YOUR OBJECTIVE |
In the listing below, find every line with the string "link" and pull it out.

■ ■ ■ ■

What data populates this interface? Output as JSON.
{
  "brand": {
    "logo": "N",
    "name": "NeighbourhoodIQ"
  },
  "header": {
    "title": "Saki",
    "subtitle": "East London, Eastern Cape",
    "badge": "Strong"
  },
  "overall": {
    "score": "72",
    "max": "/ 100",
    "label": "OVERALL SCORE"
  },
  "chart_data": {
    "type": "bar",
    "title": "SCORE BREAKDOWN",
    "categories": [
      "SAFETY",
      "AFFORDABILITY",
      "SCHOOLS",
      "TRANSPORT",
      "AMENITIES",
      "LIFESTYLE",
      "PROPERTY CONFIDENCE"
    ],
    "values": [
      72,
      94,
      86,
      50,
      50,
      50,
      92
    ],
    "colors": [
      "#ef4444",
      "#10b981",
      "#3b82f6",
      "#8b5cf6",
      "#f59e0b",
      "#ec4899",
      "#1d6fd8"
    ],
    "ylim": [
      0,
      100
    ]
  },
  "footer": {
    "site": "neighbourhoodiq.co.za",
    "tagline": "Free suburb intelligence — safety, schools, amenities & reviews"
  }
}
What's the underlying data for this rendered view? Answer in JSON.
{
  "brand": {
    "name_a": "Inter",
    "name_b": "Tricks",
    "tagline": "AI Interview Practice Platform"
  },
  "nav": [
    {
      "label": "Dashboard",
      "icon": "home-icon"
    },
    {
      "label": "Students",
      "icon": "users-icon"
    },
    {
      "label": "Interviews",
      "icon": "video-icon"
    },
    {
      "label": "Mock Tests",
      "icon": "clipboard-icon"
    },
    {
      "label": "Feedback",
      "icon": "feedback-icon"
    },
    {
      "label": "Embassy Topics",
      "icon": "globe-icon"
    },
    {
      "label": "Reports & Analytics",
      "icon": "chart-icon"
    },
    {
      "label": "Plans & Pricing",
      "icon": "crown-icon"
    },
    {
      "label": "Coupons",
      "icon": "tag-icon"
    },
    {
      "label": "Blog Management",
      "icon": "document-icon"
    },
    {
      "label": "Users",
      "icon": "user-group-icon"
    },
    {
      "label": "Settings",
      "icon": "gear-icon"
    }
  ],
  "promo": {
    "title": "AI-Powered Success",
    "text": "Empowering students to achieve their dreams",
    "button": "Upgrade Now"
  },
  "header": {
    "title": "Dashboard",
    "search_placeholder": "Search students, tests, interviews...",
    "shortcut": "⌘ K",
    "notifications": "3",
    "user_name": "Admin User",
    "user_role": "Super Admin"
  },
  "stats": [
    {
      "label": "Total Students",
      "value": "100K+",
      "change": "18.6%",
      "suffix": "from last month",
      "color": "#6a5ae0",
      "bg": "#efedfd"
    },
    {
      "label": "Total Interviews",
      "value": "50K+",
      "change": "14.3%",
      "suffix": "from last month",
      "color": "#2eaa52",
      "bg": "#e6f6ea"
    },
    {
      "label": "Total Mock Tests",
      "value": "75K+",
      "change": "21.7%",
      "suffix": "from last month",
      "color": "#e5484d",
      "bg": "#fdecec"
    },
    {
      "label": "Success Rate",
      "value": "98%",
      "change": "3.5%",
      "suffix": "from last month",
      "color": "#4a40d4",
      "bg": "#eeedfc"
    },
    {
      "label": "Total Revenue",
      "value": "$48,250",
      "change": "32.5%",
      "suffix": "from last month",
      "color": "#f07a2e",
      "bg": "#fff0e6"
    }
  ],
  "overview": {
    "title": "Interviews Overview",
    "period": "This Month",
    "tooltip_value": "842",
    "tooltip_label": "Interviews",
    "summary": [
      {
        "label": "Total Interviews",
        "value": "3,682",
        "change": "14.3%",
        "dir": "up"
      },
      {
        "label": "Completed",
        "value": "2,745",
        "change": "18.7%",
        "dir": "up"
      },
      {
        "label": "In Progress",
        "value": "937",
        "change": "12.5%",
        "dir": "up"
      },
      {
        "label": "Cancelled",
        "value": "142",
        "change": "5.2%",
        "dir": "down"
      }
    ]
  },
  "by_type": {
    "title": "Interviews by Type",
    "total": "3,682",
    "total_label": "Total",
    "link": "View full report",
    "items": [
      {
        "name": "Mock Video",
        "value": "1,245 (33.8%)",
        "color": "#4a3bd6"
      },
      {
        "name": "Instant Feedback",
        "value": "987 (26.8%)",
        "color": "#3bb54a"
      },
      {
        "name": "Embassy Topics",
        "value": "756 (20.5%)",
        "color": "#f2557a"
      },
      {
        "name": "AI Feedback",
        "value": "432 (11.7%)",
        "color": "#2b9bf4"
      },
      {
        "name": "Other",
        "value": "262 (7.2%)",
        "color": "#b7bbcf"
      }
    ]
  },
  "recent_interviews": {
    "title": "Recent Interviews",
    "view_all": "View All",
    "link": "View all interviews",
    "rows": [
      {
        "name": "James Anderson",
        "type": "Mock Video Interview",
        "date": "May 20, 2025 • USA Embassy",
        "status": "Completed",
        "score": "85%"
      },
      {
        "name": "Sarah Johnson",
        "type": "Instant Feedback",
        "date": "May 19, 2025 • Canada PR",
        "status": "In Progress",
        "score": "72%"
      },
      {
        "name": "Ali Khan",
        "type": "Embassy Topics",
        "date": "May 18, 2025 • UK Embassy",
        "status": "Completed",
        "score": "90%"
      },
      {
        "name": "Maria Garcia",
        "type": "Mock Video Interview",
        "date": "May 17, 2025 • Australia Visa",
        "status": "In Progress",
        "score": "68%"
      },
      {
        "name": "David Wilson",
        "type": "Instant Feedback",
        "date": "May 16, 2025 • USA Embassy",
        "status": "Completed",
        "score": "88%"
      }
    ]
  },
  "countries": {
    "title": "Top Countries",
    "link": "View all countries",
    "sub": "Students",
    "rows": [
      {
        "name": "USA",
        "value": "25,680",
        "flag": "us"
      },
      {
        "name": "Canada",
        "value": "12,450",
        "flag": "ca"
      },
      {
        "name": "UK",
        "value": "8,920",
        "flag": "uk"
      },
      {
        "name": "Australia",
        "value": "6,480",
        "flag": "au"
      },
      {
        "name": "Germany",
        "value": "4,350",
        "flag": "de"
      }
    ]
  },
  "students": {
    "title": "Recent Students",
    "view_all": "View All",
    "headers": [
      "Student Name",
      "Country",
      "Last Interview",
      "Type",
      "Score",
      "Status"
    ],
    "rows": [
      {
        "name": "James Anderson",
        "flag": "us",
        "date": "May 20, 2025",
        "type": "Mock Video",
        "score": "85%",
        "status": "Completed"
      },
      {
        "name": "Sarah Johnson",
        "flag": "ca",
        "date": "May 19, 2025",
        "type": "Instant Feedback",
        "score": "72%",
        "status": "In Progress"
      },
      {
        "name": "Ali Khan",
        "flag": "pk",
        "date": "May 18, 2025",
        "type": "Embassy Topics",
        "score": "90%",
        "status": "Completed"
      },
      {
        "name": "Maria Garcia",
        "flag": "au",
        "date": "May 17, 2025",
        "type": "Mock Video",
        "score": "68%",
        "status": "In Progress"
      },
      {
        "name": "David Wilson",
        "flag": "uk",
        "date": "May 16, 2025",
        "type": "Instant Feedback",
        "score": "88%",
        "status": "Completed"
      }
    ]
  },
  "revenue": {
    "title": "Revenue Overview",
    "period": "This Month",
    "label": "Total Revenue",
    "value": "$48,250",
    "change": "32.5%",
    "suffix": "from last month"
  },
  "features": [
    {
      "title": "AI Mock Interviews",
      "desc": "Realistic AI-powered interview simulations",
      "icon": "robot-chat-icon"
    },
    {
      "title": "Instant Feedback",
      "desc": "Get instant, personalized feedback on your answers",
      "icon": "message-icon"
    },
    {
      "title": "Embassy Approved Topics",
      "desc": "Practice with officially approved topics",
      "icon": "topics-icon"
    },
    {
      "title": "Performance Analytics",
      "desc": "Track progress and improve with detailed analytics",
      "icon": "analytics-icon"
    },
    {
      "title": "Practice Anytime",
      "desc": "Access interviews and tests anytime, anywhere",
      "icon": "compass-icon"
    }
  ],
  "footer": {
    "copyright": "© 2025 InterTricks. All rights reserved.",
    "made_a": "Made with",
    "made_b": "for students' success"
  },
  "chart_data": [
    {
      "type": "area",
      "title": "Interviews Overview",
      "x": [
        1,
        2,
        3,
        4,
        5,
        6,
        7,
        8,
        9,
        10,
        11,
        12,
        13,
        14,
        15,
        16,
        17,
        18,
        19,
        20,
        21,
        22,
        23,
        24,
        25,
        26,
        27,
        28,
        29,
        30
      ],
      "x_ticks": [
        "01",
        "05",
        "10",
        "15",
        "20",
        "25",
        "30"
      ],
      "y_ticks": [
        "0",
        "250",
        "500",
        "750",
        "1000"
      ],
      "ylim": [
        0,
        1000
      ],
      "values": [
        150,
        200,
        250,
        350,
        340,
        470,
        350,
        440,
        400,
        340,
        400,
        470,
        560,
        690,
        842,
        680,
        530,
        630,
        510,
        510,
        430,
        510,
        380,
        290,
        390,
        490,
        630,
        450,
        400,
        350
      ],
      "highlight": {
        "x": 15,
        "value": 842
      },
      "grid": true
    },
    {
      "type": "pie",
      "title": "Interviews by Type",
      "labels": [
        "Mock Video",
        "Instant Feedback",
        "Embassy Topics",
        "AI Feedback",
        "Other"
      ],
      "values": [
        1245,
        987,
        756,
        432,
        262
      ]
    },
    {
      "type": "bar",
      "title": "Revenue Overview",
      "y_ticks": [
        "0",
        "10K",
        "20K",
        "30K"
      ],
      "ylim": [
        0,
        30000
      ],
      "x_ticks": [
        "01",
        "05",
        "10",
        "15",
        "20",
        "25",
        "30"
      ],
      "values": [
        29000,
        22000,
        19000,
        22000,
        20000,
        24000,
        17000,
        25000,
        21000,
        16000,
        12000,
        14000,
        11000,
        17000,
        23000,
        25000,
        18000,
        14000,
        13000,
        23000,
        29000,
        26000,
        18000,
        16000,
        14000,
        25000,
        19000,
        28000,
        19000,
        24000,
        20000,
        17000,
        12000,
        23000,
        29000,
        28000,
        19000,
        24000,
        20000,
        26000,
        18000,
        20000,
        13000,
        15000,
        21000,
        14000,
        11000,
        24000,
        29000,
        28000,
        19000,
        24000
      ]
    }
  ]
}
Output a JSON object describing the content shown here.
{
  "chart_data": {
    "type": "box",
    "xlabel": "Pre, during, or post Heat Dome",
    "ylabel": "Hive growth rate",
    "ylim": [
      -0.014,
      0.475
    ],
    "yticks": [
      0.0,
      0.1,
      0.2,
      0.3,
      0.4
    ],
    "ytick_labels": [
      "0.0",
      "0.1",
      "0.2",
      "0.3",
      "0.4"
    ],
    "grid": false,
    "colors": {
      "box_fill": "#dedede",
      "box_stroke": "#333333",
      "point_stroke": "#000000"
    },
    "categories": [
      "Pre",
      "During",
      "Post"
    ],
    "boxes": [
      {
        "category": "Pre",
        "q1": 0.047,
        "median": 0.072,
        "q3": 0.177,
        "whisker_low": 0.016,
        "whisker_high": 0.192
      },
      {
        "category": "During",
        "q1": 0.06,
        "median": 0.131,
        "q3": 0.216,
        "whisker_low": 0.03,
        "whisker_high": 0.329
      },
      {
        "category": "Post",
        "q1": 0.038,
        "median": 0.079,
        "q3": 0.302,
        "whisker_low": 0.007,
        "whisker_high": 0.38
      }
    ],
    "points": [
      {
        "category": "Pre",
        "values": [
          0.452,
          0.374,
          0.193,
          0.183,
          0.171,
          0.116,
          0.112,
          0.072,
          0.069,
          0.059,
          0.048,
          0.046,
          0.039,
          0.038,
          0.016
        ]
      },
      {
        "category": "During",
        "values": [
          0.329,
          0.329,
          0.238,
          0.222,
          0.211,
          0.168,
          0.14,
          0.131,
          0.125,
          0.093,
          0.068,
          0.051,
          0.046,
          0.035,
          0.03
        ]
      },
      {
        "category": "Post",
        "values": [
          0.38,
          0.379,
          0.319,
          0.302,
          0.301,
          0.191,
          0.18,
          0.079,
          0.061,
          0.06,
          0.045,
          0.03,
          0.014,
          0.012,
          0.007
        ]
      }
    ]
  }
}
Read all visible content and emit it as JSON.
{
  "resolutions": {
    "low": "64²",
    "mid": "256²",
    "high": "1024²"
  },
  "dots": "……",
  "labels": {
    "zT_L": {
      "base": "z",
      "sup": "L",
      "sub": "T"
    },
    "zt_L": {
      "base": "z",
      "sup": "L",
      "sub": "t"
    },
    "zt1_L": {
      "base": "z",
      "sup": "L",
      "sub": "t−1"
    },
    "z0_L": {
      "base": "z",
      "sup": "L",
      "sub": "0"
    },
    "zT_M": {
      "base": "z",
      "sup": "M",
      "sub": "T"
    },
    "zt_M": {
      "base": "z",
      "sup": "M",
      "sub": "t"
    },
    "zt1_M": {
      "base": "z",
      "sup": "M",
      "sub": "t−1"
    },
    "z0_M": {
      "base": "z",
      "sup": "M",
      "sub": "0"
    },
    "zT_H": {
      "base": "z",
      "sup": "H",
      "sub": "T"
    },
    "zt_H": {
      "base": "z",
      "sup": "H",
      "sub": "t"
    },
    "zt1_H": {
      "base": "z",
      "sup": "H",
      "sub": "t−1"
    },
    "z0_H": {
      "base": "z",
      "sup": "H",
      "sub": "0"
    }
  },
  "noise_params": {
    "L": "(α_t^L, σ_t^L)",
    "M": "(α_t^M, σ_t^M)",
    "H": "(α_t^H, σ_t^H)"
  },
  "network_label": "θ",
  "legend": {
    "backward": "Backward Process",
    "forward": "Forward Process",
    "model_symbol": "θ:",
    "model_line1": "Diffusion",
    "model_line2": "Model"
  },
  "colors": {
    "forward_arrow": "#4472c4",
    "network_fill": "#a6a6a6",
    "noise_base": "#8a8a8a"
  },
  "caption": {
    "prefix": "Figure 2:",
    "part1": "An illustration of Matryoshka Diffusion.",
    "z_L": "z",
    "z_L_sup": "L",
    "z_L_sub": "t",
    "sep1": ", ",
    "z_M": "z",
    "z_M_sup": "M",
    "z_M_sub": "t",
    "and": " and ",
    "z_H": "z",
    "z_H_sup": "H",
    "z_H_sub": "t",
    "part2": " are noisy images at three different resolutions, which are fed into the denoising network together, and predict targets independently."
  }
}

■ ■ ■ ■

FINAL ANSWER |
    "link": "View full report",
    "link": "View all interviews",
    "link": "View all countries",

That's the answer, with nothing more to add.